─── TASK INPUT ───

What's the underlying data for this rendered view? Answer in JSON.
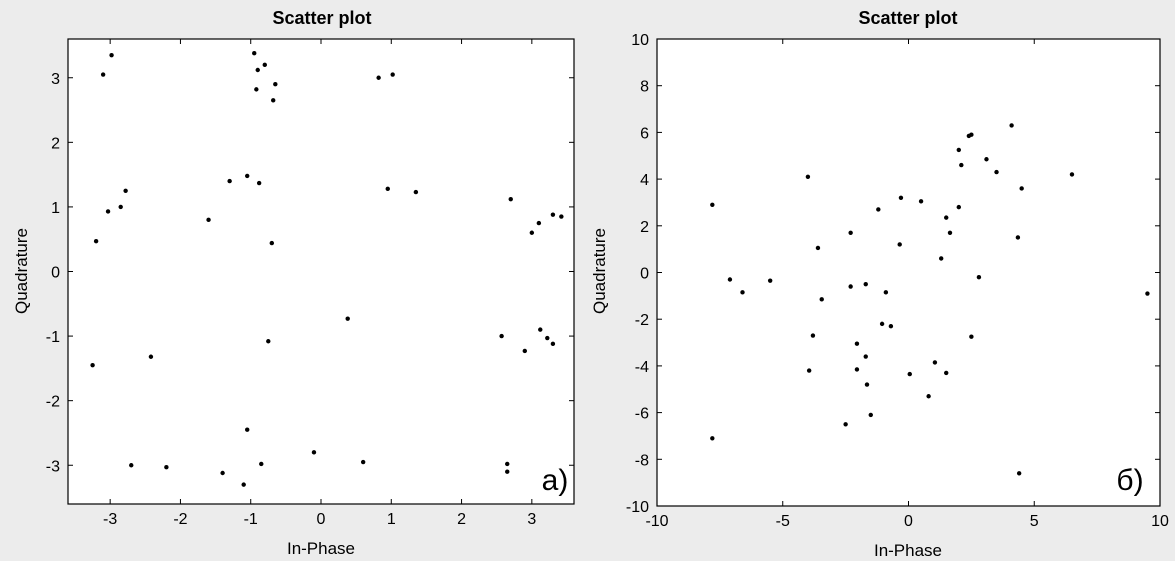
{
  "chart_data": [
    {
      "type": "scatter",
      "title": "Scatter plot",
      "xlabel": "In-Phase",
      "ylabel": "Quadrature",
      "panel_label": "a)",
      "xlim": [
        -3.6,
        3.6
      ],
      "ylim": [
        -3.6,
        3.6
      ],
      "xticks": [
        -3,
        -2,
        -1,
        0,
        1,
        2,
        3
      ],
      "yticks": [
        -3,
        -2,
        -1,
        0,
        1,
        2,
        3
      ],
      "grid": false,
      "marker_color": "#000000",
      "series": [
        {
          "points": [
            [
              -3.1,
              3.05
            ],
            [
              -2.98,
              3.35
            ],
            [
              -0.95,
              3.38
            ],
            [
              -0.9,
              3.12
            ],
            [
              -0.8,
              3.2
            ],
            [
              -0.65,
              2.9
            ],
            [
              -0.92,
              2.82
            ],
            [
              -0.68,
              2.65
            ],
            [
              0.82,
              3.0
            ],
            [
              1.02,
              3.05
            ],
            [
              -2.78,
              1.25
            ],
            [
              -2.85,
              1.0
            ],
            [
              -3.03,
              0.93
            ],
            [
              -3.2,
              0.47
            ],
            [
              -1.3,
              1.4
            ],
            [
              -1.05,
              1.48
            ],
            [
              -0.88,
              1.37
            ],
            [
              -1.6,
              0.8
            ],
            [
              -0.7,
              0.44
            ],
            [
              0.95,
              1.28
            ],
            [
              1.35,
              1.23
            ],
            [
              2.7,
              1.12
            ],
            [
              3.0,
              0.6
            ],
            [
              3.1,
              0.75
            ],
            [
              3.3,
              0.88
            ],
            [
              3.42,
              0.85
            ],
            [
              -3.25,
              -1.45
            ],
            [
              -2.42,
              -1.32
            ],
            [
              -0.75,
              -1.08
            ],
            [
              0.38,
              -0.73
            ],
            [
              2.57,
              -1.0
            ],
            [
              2.9,
              -1.23
            ],
            [
              3.12,
              -0.9
            ],
            [
              3.22,
              -1.03
            ],
            [
              3.3,
              -1.12
            ],
            [
              -1.05,
              -2.45
            ],
            [
              -2.7,
              -3.0
            ],
            [
              -2.2,
              -3.03
            ],
            [
              -1.4,
              -3.12
            ],
            [
              -0.85,
              -2.98
            ],
            [
              -1.1,
              -3.3
            ],
            [
              -0.1,
              -2.8
            ],
            [
              0.6,
              -2.95
            ],
            [
              2.65,
              -2.98
            ],
            [
              2.65,
              -3.1
            ]
          ]
        }
      ]
    },
    {
      "type": "scatter",
      "title": "Scatter plot",
      "xlabel": "In-Phase",
      "ylabel": "Quadrature",
      "panel_label": "б)",
      "xlim": [
        -10,
        10
      ],
      "ylim": [
        -10,
        10
      ],
      "xticks": [
        -10,
        -5,
        0,
        5,
        10
      ],
      "yticks": [
        -10,
        -8,
        -6,
        -4,
        -2,
        0,
        2,
        4,
        6,
        8,
        10
      ],
      "grid": false,
      "marker_color": "#000000",
      "series": [
        {
          "points": [
            [
              -7.8,
              2.9
            ],
            [
              -7.1,
              -0.3
            ],
            [
              -6.6,
              -0.85
            ],
            [
              -5.5,
              -0.35
            ],
            [
              -7.8,
              -7.1
            ],
            [
              -4.0,
              4.1
            ],
            [
              -3.6,
              1.05
            ],
            [
              -3.45,
              -1.15
            ],
            [
              -3.8,
              -2.7
            ],
            [
              -3.95,
              -4.2
            ],
            [
              -2.3,
              1.7
            ],
            [
              -2.3,
              -0.6
            ],
            [
              -1.7,
              -0.5
            ],
            [
              -1.2,
              2.7
            ],
            [
              -0.9,
              -0.85
            ],
            [
              -1.05,
              -2.2
            ],
            [
              -0.7,
              -2.3
            ],
            [
              -2.05,
              -3.05
            ],
            [
              -2.05,
              -4.15
            ],
            [
              -1.7,
              -3.6
            ],
            [
              -1.65,
              -4.8
            ],
            [
              -1.5,
              -6.1
            ],
            [
              -2.5,
              -6.5
            ],
            [
              -0.3,
              3.2
            ],
            [
              -0.35,
              1.2
            ],
            [
              0.5,
              3.05
            ],
            [
              0.05,
              -4.35
            ],
            [
              0.8,
              -5.3
            ],
            [
              1.05,
              -3.85
            ],
            [
              1.5,
              -4.3
            ],
            [
              1.5,
              2.35
            ],
            [
              1.3,
              0.6
            ],
            [
              1.65,
              1.7
            ],
            [
              2.0,
              2.8
            ],
            [
              2.0,
              5.25
            ],
            [
              2.1,
              4.6
            ],
            [
              2.4,
              5.85
            ],
            [
              2.5,
              5.9
            ],
            [
              3.1,
              4.85
            ],
            [
              3.5,
              4.3
            ],
            [
              2.8,
              -0.2
            ],
            [
              2.5,
              -2.75
            ],
            [
              4.1,
              6.3
            ],
            [
              4.5,
              3.6
            ],
            [
              4.35,
              1.5
            ],
            [
              4.4,
              -8.6
            ],
            [
              6.5,
              4.2
            ],
            [
              9.5,
              -0.9
            ]
          ]
        }
      ]
    }
  ]
}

───

» WRITTEN TASK
Copy the listing exactly. Any image in it stays out of the copy.

» OUTPUT
What's the underlying data for this rendered view? Answer in JSON.
{
  "chart_data": [
    {
      "type": "scatter",
      "title": "Scatter plot",
      "xlabel": "In-Phase",
      "ylabel": "Quadrature",
      "panel_label": "a)",
      "xlim": [
        -3.6,
        3.6
      ],
      "ylim": [
        -3.6,
        3.6
      ],
      "xticks": [
        -3,
        -2,
        -1,
        0,
        1,
        2,
        3
      ],
      "yticks": [
        -3,
        -2,
        -1,
        0,
        1,
        2,
        3
      ],
      "grid": false,
      "marker_color": "#000000",
      "series": [
        {
          "points": [
            [
              -3.1,
              3.05
            ],
            [
              -2.98,
              3.35
            ],
            [
              -0.95,
              3.38
            ],
            [
              -0.9,
              3.12
            ],
            [
              -0.8,
              3.2
            ],
            [
              -0.65,
              2.9
            ],
            [
              -0.92,
              2.82
            ],
            [
              -0.68,
              2.65
            ],
            [
              0.82,
              3.0
            ],
            [
              1.02,
              3.05
            ],
            [
              -2.78,
              1.25
            ],
            [
              -2.85,
              1.0
            ],
            [
              -3.03,
              0.93
            ],
            [
              -3.2,
              0.47
            ],
            [
              -1.3,
              1.4
            ],
            [
              -1.05,
              1.48
            ],
            [
              -0.88,
              1.37
            ],
            [
              -1.6,
              0.8
            ],
            [
              -0.7,
              0.44
            ],
            [
              0.95,
              1.28
            ],
            [
              1.35,
              1.23
            ],
            [
              2.7,
              1.12
            ],
            [
              3.0,
              0.6
            ],
            [
              3.1,
              0.75
            ],
            [
              3.3,
              0.88
            ],
            [
              3.42,
              0.85
            ],
            [
              -3.25,
              -1.45
            ],
            [
              -2.42,
              -1.32
            ],
            [
              -0.75,
              -1.08
            ],
            [
              0.38,
              -0.73
            ],
            [
              2.57,
              -1.0
            ],
            [
              2.9,
              -1.23
            ],
            [
              3.12,
              -0.9
            ],
            [
              3.22,
              -1.03
            ],
            [
              3.3,
              -1.12
            ],
            [
              -1.05,
              -2.45
            ],
            [
              -2.7,
              -3.0
            ],
            [
              -2.2,
              -3.03
            ],
            [
              -1.4,
              -3.12
            ],
            [
              -0.85,
              -2.98
            ],
            [
              -1.1,
              -3.3
            ],
            [
              -0.1,
              -2.8
            ],
            [
              0.6,
              -2.95
            ],
            [
              2.65,
              -2.98
            ],
            [
              2.65,
              -3.1
            ]
          ]
        }
      ]
    },
    {
      "type": "scatter",
      "title": "Scatter plot",
      "xlabel": "In-Phase",
      "ylabel": "Quadrature",
      "panel_label": "б)",
      "xlim": [
        -10,
        10
      ],
      "ylim": [
        -10,
        10
      ],
      "xticks": [
        -10,
        -5,
        0,
        5,
        10
      ],
      "yticks": [
        -10,
        -8,
        -6,
        -4,
        -2,
        0,
        2,
        4,
        6,
        8,
        10
      ],
      "grid": false,
      "marker_color": "#000000",
      "series": [
        {
          "points": [
            [
              -7.8,
              2.9
            ],
            [
              -7.1,
              -0.3
            ],
            [
              -6.6,
              -0.85
            ],
            [
              -5.5,
              -0.35
            ],
            [
              -7.8,
              -7.1
            ],
            [
              -4.0,
              4.1
            ],
            [
              -3.6,
              1.05
            ],
            [
              -3.45,
              -1.15
            ],
            [
              -3.8,
              -2.7
            ],
            [
              -3.95,
              -4.2
            ],
            [
              -2.3,
              1.7
            ],
            [
              -2.3,
              -0.6
            ],
            [
              -1.7,
              -0.5
            ],
            [
              -1.2,
              2.7
            ],
            [
              -0.9,
              -0.85
            ],
            [
              -1.05,
              -2.2
            ],
            [
              -0.7,
              -2.3
            ],
            [
              -2.05,
              -3.05
            ],
            [
              -2.05,
              -4.15
            ],
            [
              -1.7,
              -3.6
            ],
            [
              -1.65,
              -4.8
            ],
            [
              -1.5,
              -6.1
            ],
            [
              -2.5,
              -6.5
            ],
            [
              -0.3,
              3.2
            ],
            [
              -0.35,
              1.2
            ],
            [
              0.5,
              3.05
            ],
            [
              0.05,
              -4.35
            ],
            [
              0.8,
              -5.3
            ],
            [
              1.05,
              -3.85
            ],
            [
              1.5,
              -4.3
            ],
            [
              1.5,
              2.35
            ],
            [
              1.3,
              0.6
            ],
            [
              1.65,
              1.7
            ],
            [
              2.0,
              2.8
            ],
            [
              2.0,
              5.25
            ],
            [
              2.1,
              4.6
            ],
            [
              2.4,
              5.85
            ],
            [
              2.5,
              5.9
            ],
            [
              3.1,
              4.85
            ],
            [
              3.5,
              4.3
            ],
            [
              2.8,
              -0.2
            ],
            [
              2.5,
              -2.75
            ],
            [
              4.1,
              6.3
            ],
            [
              4.5,
              3.6
            ],
            [
              4.35,
              1.5
            ],
            [
              4.4,
              -8.6
            ],
            [
              6.5,
              4.2
            ],
            [
              9.5,
              -0.9
            ]
          ]
        }
      ]
    }
  ]
}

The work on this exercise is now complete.